━━━ Data excerpts ━━━
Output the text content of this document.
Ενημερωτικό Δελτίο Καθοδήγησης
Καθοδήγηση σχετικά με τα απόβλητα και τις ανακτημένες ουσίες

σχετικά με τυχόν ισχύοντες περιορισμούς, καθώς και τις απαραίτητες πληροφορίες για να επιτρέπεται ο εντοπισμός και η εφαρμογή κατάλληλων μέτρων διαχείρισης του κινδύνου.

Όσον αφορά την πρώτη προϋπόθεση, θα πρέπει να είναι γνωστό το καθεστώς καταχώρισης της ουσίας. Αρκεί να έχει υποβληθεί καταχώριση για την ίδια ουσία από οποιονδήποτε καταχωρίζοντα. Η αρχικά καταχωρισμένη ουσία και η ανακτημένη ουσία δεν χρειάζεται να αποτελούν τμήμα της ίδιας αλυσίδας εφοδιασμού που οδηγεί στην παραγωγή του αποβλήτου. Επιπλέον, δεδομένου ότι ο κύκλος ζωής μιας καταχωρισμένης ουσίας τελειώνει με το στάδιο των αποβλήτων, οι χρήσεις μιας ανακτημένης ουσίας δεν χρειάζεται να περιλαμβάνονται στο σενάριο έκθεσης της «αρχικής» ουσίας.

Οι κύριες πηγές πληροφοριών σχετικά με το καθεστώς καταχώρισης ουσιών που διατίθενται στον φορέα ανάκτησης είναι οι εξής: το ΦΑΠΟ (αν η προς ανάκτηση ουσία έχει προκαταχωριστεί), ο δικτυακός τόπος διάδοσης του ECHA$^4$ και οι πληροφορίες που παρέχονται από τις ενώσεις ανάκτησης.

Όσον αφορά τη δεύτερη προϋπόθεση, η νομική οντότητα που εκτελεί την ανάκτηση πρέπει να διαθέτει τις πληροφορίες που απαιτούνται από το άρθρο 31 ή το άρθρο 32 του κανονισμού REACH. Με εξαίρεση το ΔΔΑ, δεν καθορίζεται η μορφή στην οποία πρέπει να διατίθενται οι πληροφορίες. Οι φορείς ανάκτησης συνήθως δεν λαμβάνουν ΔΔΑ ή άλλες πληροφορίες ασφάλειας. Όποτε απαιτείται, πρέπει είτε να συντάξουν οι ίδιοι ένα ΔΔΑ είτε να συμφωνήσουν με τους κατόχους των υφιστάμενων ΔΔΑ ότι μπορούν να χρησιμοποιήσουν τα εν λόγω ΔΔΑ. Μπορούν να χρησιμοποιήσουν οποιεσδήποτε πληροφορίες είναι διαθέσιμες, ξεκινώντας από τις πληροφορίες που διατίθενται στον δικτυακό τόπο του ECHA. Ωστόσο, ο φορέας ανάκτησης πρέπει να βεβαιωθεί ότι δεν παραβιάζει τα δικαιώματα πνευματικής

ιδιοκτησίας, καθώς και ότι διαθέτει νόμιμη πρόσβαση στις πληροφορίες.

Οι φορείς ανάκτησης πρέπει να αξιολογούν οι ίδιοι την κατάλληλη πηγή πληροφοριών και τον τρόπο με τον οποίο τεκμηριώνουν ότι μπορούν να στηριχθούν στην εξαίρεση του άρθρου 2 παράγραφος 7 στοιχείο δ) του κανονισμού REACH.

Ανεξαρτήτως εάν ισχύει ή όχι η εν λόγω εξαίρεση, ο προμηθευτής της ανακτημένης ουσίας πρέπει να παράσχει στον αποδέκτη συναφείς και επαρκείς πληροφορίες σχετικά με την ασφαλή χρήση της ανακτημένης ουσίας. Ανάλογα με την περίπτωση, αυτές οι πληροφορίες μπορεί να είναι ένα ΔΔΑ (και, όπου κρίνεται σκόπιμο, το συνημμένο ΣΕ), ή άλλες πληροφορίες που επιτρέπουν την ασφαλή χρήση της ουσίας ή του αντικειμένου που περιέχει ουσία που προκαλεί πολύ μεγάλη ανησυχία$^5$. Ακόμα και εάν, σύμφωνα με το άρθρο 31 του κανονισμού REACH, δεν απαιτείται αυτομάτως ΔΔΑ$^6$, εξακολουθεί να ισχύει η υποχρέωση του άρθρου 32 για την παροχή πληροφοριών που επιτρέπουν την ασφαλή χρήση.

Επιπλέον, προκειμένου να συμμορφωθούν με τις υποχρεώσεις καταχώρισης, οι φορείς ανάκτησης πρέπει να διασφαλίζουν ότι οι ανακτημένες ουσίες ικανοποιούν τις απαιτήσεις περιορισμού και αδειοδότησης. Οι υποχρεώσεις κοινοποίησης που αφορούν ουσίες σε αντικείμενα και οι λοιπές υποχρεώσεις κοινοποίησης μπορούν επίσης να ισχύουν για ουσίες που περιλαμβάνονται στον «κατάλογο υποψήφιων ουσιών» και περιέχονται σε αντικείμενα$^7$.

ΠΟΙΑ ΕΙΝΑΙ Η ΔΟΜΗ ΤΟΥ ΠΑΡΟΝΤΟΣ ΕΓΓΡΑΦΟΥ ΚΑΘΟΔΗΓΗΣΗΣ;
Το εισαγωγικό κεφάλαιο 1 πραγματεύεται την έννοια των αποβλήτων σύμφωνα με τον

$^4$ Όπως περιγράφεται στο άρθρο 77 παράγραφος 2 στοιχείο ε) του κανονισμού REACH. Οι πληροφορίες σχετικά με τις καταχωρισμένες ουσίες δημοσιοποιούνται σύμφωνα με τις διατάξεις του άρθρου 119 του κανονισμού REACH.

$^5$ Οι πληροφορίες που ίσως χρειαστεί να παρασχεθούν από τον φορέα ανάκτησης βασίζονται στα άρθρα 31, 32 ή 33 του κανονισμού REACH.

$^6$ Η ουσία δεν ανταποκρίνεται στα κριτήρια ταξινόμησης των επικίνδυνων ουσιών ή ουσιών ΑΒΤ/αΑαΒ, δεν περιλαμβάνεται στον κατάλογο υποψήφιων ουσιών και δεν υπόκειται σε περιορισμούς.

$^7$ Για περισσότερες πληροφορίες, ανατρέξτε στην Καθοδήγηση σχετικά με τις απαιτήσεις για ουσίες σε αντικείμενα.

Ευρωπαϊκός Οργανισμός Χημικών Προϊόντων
━━━
Stated goal:
Find and copy every line in the entries above where the string "περιορισμούς" occurs.

Correct response:
σχετικά με τυχόν ισχύοντες περιορισμούς, καθώς και τις απαραίτητες πληροφορίες για να επιτρέπεται ο εντοπισμός και η εφαρμογή κατάλληλων μέτρων διαχείρισης του κινδύνου.
$^6$ Η ουσία δεν ανταποκρίνεται στα κριτήρια ταξινόμησης των επικίνδυνων ουσιών ή ουσιών ΑΒΤ/αΑαΒ, δεν περιλαμβάνεται στον κατάλογο υποψήφιων ουσιών και δεν υπόκειται σε περιορισμούς.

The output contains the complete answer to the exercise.